● **Exercise objective**
Determine the number of lines holding the word "οὗτος"; answer with that number only.

--- Start of Given information ---

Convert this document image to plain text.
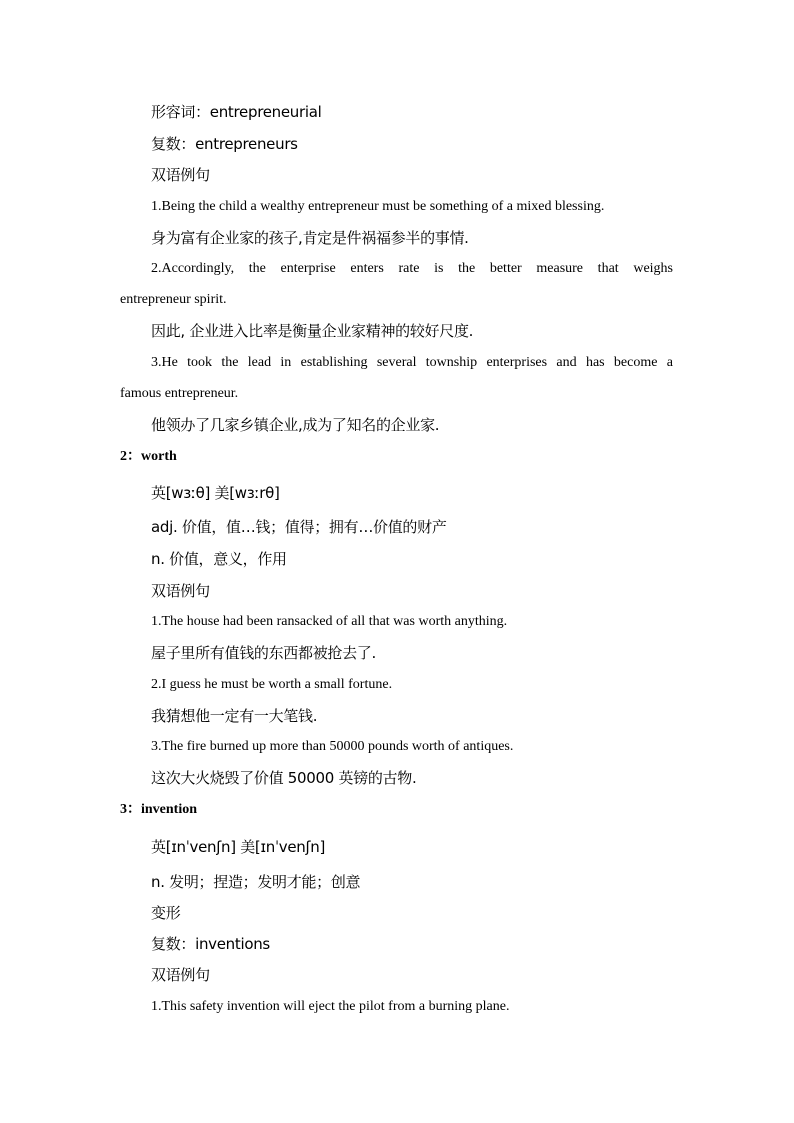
形容词：entrepreneurial
复数：entrepreneurs
双语例句
1.Being the child a wealthy entrepreneur must be something of a mixed blessing.
身为富有企业家的孩子,肯定是件祸福参半的事情.
2.Accordingly, the enterprise enters rate is the better measure that weighs
entrepreneur spirit.
因此, 企业进入比率是衡量企业家精神的较好尺度.
3.He took the lead in establishing several township enterprises and has become a
famous entrepreneur.
他领办了几家乡镇企业,成为了知名的企业家.
2：worth
英[wɜːθ] 美[wɜːrθ]
adj. 价值，值…钱；值得；拥有…价值的财产
n. 价值，意义，作用
双语例句
1.The house had been ransacked of all that was worth anything.
屋子里所有值钱的东西都被抢去了.
2.I guess he must be worth a small fortune.
我猜想他一定有一大笔钱.
3.The fire burned up more than 50000 pounds worth of antiques.
这次大火烧毁了价值 50000 英镑的古物.
3：invention
英[ɪnˈvenʃn] 美[ɪnˈvenʃn]
n. 发明；捏造；发明才能；创意
变形
复数：inventions
双语例句
1.This safety invention will eject the pilot from a burning plane.
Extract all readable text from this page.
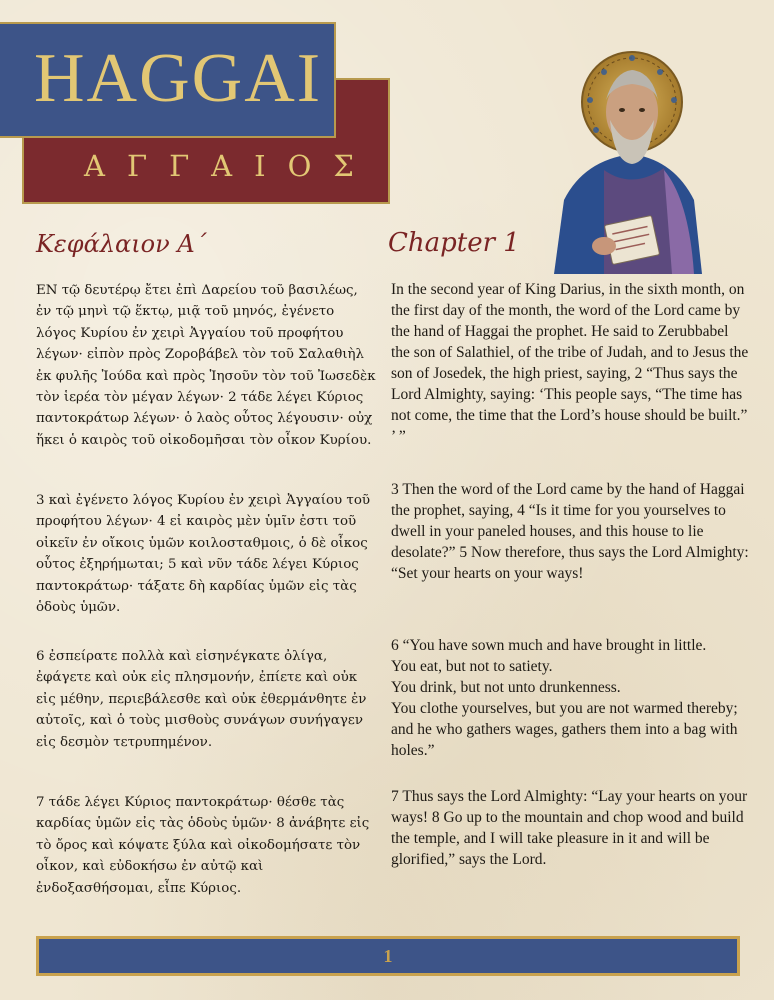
HAGGAI
ΑΓΓΑΙΟΣ
Κεφάλαιον Α΄	Chapter 1

ΕΝ τῷ δευτέρῳ ἔτει ἐπὶ Δαρείου τοῦ βασιλέως, ἐν τῷ μηνὶ τῷ ἕκτῳ, μιᾷ τοῦ μηνός, ἐγένετο λόγος Κυρίου ἐν χειρὶ Ἀγγαίου τοῦ προφήτου λέγων· εἰπὸν πρὸς Ζοροβάβελ τὸν τοῦ Σαλαθιὴλ ἐκ φυλῆς Ἰούδα καὶ πρὸς Ἰησοῦν τὸν τοῦ Ἰωσεδὲκ τὸν ἱερέα τὸν μέγαν λέγων· 2 τάδε λέγει Κύριος παντοκράτωρ λέγων· ὁ λαὸς οὗτος λέγουσιν· οὐχ ἥκει ὁ καιρὸς τοῦ οἰκοδομῆσαι τὸν οἶκον Κυρίου.

3 καὶ ἐγένετο λόγος Κυρίου ἐν χειρὶ Ἀγγαίου τοῦ προφήτου λέγων· 4 εἰ καιρὸς μὲν ὑμῖν ἐστι τοῦ οἰκεῖν ἐν οἴκοις ὑμῶν κοιλοσταθμοις, ὁ δὲ οἶκος οὗτος ἐξηρήμωται; 5 καὶ νῦν τάδε λέγει Κύριος παντοκράτωρ· τάξατε δὴ καρδίας ὑμῶν εἰς τὰς ὁδοὺς ὑμῶν.

6 ἐσπείρατε πολλὰ καὶ εἰσηνέγκατε ὀλίγα, ἐφάγετε καὶ οὐκ εἰς πλησμονήν, ἐπίετε καὶ οὐκ εἰς μέθην, περιεβάλεσθε καὶ οὐκ ἐθερμάνθητε ἐν αὐτοῖς, καὶ ὁ τοὺς μισθοὺς συνάγων συνήγαγεν εἰς δεσμὸν τετρυπημένον.

7 τάδε λέγει Κύριος παντοκράτωρ· θέσθε τὰς καρδίας ὑμῶν εἰς τὰς ὁδοὺς ὑμῶν· 8 ἀνάβητε εἰς τὸ ὄρος καὶ κόψατε ξύλα καὶ οἰκοδομήσατε τὸν οἶκον, καὶ εὐδοκήσω ἐν αὐτῷ καὶ ἐνδοξασθήσομαι, εἶπε Κύριος.

In the second year of King Darius, in the sixth month, on the first day of the month, the word of the Lord came by the hand of Haggai the prophet. He said to Zerubbabel the son of Salathiel, of the tribe of Judah, and to Jesus the son of Josedek, the high priest, saying, 2 “Thus says the Lord Almighty, saying: ‘This people says, “The time has not come, the time that the Lord’s house should be built.” ’ ”

3 Then the word of the Lord came by the hand of Haggai the prophet, saying, 4 “Is it time for you yourselves to dwell in your paneled houses, and this house to lie desolate?” 5 Now therefore, thus says the Lord Almighty: “Set your hearts on your ways!

6 “You have sown much and have brought in little.

You eat, but not to satiety.

You drink, but not unto drunkenness.

You clothe yourselves, but you are not warmed thereby; and he who gathers wages, gathers them into a bag with holes.”

7 Thus says the Lord Almighty: “Lay your hearts on your ways! 8 Go up to the mountain and chop wood and build the temple, and I will take pleasure in it and will be glorified,” says the Lord.

1
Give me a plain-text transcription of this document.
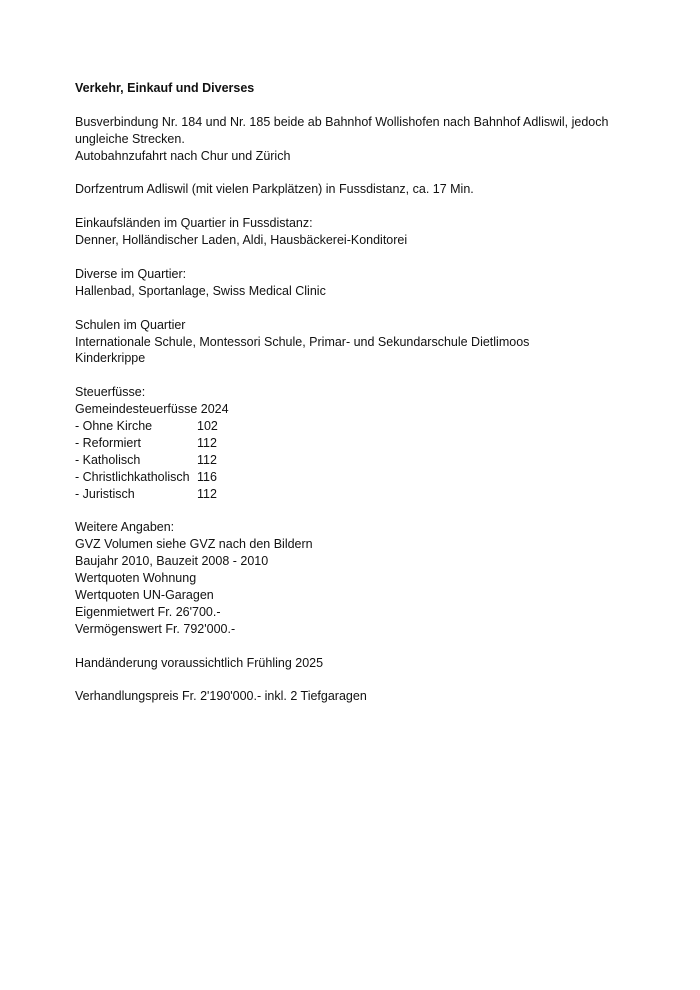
Verkehr, Einkauf und Diverses

Busverbindung Nr. 184 und Nr. 185 beide ab Bahnhof Wollishofen nach Bahnhof Adliswil, jedoch ungleiche Strecken.
Autobahnzufahrt nach Chur und Zürich
Dorfzentrum Adliswil (mit vielen Parkplätzen) in Fussdistanz, ca. 17 Min.
Einkaufsländen im Quartier in Fussdistanz:
Denner, Holländischer Laden, Aldi, Hausbäckerei-Konditorei
Diverse im Quartier:
Hallenbad, Sportanlage, Swiss Medical Clinic
Schulen im Quartier
Internationale Schule, Montessori Schule, Primar- und Sekundarschule Dietlimoos
Kinderkrippe
Steuerfüsse:
Gemeindesteuerfüsse 2024
- Ohne Kirche	102
- Reformiert	112
- Katholisch	112
- Christlichkatholisch 116
- Juristisch	112
Weitere Angaben:
GVZ Volumen siehe GVZ nach den Bildern
Baujahr 2010, Bauzeit 2008 - 2010
Wertquoten Wohnung
Wertquoten UN-Garagen
Eigenmietwert Fr. 26'700.-
Vermögenswert Fr. 792'000.-
Handänderung voraussichtlich Frühling 2025
Verhandlungspreis Fr. 2'190'000.- inkl. 2 Tiefgaragen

--- End of Given information ---

● **Expected answer**
2